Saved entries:

######

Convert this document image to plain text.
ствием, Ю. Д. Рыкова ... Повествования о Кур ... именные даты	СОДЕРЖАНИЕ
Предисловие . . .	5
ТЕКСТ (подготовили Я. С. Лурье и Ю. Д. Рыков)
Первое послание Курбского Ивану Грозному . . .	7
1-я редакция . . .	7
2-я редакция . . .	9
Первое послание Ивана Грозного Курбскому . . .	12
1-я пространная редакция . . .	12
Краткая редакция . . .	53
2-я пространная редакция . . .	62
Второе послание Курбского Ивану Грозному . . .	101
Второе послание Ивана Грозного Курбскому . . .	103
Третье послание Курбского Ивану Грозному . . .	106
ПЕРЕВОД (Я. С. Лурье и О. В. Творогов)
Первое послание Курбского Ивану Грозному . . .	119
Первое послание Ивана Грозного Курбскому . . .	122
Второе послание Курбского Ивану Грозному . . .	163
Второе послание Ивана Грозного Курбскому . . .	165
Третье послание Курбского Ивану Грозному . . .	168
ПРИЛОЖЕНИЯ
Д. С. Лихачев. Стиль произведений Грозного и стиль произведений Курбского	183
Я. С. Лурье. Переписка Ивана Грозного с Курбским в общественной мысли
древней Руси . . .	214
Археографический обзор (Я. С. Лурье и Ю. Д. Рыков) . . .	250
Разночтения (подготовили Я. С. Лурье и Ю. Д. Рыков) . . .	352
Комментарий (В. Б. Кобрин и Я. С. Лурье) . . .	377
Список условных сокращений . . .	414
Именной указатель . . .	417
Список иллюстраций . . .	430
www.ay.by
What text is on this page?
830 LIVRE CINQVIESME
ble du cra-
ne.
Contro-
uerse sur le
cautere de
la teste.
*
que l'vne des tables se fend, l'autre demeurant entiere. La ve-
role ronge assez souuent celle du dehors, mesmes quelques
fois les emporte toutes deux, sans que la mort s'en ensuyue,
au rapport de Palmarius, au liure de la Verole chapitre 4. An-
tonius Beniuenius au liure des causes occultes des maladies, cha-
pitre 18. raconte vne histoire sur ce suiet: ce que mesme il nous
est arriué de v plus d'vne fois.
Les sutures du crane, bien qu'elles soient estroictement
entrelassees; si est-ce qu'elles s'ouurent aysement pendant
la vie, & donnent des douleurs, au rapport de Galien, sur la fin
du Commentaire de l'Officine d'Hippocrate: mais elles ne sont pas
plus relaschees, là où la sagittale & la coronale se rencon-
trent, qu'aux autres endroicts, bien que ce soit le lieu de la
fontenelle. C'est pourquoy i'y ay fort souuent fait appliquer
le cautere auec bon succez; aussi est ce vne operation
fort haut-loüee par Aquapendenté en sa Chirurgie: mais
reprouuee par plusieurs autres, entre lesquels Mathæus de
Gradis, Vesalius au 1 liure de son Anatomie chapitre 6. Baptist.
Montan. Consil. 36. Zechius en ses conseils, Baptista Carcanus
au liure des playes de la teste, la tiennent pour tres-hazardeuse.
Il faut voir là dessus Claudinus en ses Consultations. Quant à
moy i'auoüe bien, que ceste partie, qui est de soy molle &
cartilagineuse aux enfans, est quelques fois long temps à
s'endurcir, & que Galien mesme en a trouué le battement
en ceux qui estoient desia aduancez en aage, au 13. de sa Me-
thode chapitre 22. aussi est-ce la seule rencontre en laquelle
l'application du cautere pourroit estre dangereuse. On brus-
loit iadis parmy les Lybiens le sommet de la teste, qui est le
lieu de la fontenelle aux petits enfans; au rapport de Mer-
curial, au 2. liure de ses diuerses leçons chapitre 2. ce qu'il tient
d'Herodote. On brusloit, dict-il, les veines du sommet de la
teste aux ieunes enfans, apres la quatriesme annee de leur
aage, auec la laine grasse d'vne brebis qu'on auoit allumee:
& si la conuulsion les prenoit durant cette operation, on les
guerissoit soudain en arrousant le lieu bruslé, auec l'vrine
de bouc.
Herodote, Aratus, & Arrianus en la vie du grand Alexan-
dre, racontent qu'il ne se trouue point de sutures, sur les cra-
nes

######

• THE PROBLEM
Transcribe the full listing above without leaving anything out.

• TASK ANSWER
Convert this document image to plain text.
ствием, Ю. Д. Рыкова ... Повествования о Кур ... именные даты	СОДЕРЖАНИЕ
Предисловие . . .	5
ТЕКСТ (подготовили Я. С. Лурье и Ю. Д. Рыков)
Первое послание Курбского Ивану Грозному . . .	7
1-я редакция . . .	7
2-я редакция . . .	9
Первое послание Ивана Грозного Курбскому . . .	12
1-я пространная редакция . . .	12
Краткая редакция . . .	53
2-я пространная редакция . . .	62
Второе послание Курбского Ивану Грозному . . .	101
Второе послание Ивана Грозного Курбскому . . .	103
Третье послание Курбского Ивану Грозному . . .	106
ПЕРЕВОД (Я. С. Лурье и О. В. Творогов)
Первое послание Курбского Ивану Грозному . . .	119
Первое послание Ивана Грозного Курбскому . . .	122
Второе послание Курбского Ивану Грозному . . .	163
Второе послание Ивана Грозного Курбскому . . .	165
Третье послание Курбского Ивану Грозному . . .	168
ПРИЛОЖЕНИЯ
Д. С. Лихачев. Стиль произведений Грозного и стиль произведений Курбского	183
Я. С. Лурье. Переписка Ивана Грозного с Курбским в общественной мысли
древней Руси . . .	214
Археографический обзор (Я. С. Лурье и Ю. Д. Рыков) . . .	250
Разночтения (подготовили Я. С. Лурье и Ю. Д. Рыков) . . .	352
Комментарий (В. Б. Кобрин и Я. С. Лурье) . . .	377
Список условных сокращений . . .	414
Именной указатель . . .	417
Список иллюстраций . . .	430
www.ay.by
What text is on this page?
830 LIVRE CINQVIESME
ble du cra-
ne.
Contro-
uerse sur le
cautere de
la teste.
*
que l'vne des tables se fend, l'autre demeurant entiere. La ve-
role ronge assez souuent celle du dehors, mesmes quelques
fois les emporte toutes deux, sans que la mort s'en ensuyue,
au rapport de Palmarius, au liure de la Verole chapitre 4. An-
tonius Beniuenius au liure des causes occultes des maladies, cha-
pitre 18. raconte vne histoire sur ce suiet: ce que mesme il nous
est arriué de v plus d'vne fois.
Les sutures du crane, bien qu'elles soient estroictement
entrelassees; si est-ce qu'elles s'ouurent aysement pendant
la vie, & donnent des douleurs, au rapport de Galien, sur la fin
du Commentaire de l'Officine d'Hippocrate: mais elles ne sont pas
plus relaschees, là où la sagittale & la coronale se rencon-
trent, qu'aux autres endroicts, bien que ce soit le lieu de la
fontenelle. C'est pourquoy i'y ay fort souuent fait appliquer
le cautere auec bon succez; aussi est ce vne operation
fort haut-loüee par Aquapendenté en sa Chirurgie: mais
reprouuee par plusieurs autres, entre lesquels Mathæus de
Gradis, Vesalius au 1 liure de son Anatomie chapitre 6. Baptist.
Montan. Consil. 36. Zechius en ses conseils, Baptista Carcanus
au liure des playes de la teste, la tiennent pour tres-hazardeuse.
Il faut voir là dessus Claudinus en ses Consultations. Quant à
moy i'auoüe bien, que ceste partie, qui est de soy molle &
cartilagineuse aux enfans, est quelques fois long temps à
s'endurcir, & que Galien mesme en a trouué le battement
en ceux qui estoient desia aduancez en aage, au 13. de sa Me-
thode chapitre 22. aussi est-ce la seule rencontre en laquelle
l'application du cautere pourroit estre dangereuse. On brus-
loit iadis parmy les Lybiens le sommet de la teste, qui est le
lieu de la fontenelle aux petits enfans; au rapport de Mer-
curial, au 2. liure de ses diuerses leçons chapitre 2. ce qu'il tient
d'Herodote. On brusloit, dict-il, les veines du sommet de la
teste aux ieunes enfans, apres la quatriesme annee de leur
aage, auec la laine grasse d'vne brebis qu'on auoit allumee:
& si la conuulsion les prenoit durant cette operation, on les
guerissoit soudain en arrousant le lieu bruslé, auec l'vrine
de bouc.
Herodote, Aratus, & Arrianus en la vie du grand Alexan-
dre, racontent qu'il ne se trouue point de sutures, sur les cra-
nes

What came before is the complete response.